===== SOURCE DATA =====

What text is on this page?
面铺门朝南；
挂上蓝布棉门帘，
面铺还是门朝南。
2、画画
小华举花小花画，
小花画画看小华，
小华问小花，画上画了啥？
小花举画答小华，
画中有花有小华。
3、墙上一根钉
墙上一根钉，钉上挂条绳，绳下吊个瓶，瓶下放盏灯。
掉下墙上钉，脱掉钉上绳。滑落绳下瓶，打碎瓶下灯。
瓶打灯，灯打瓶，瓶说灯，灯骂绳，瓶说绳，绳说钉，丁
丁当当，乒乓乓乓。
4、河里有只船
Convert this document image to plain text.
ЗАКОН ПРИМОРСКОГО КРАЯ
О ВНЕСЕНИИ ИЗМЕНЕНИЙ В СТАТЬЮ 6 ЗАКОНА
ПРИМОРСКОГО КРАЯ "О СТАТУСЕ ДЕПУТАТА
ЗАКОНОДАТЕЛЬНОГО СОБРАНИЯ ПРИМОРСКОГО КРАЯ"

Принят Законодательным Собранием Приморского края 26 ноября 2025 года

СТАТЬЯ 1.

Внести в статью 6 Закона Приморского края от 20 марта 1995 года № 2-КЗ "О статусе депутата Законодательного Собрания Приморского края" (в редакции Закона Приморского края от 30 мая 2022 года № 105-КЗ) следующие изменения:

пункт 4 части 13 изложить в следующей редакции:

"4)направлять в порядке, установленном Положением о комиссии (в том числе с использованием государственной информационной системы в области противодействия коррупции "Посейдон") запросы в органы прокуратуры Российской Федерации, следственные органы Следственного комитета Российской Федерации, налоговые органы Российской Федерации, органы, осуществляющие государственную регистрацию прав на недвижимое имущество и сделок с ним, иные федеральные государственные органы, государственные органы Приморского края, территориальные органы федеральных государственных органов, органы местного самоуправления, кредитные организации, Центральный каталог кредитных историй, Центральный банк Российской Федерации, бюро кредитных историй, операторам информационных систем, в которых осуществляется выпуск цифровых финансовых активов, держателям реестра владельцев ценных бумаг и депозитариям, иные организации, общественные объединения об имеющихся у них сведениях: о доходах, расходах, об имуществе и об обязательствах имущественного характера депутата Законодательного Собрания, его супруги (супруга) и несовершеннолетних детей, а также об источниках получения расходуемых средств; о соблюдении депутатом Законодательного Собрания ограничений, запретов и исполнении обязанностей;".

=====

SHORT PROBLEM: Within the listing above, copy each line that has the string "года".

IN RESPONSE:
Принят Законодательным Собранием Приморского края 26 ноября 2025 года
Внести в статью 6 Закона Приморского края от 20 марта 1995 года № 2-КЗ "О статусе депутата Законодательного Собрания Приморского края" (в редакции Закона Приморского края от 30 мая 2022 года № 105-КЗ) следующие изменения:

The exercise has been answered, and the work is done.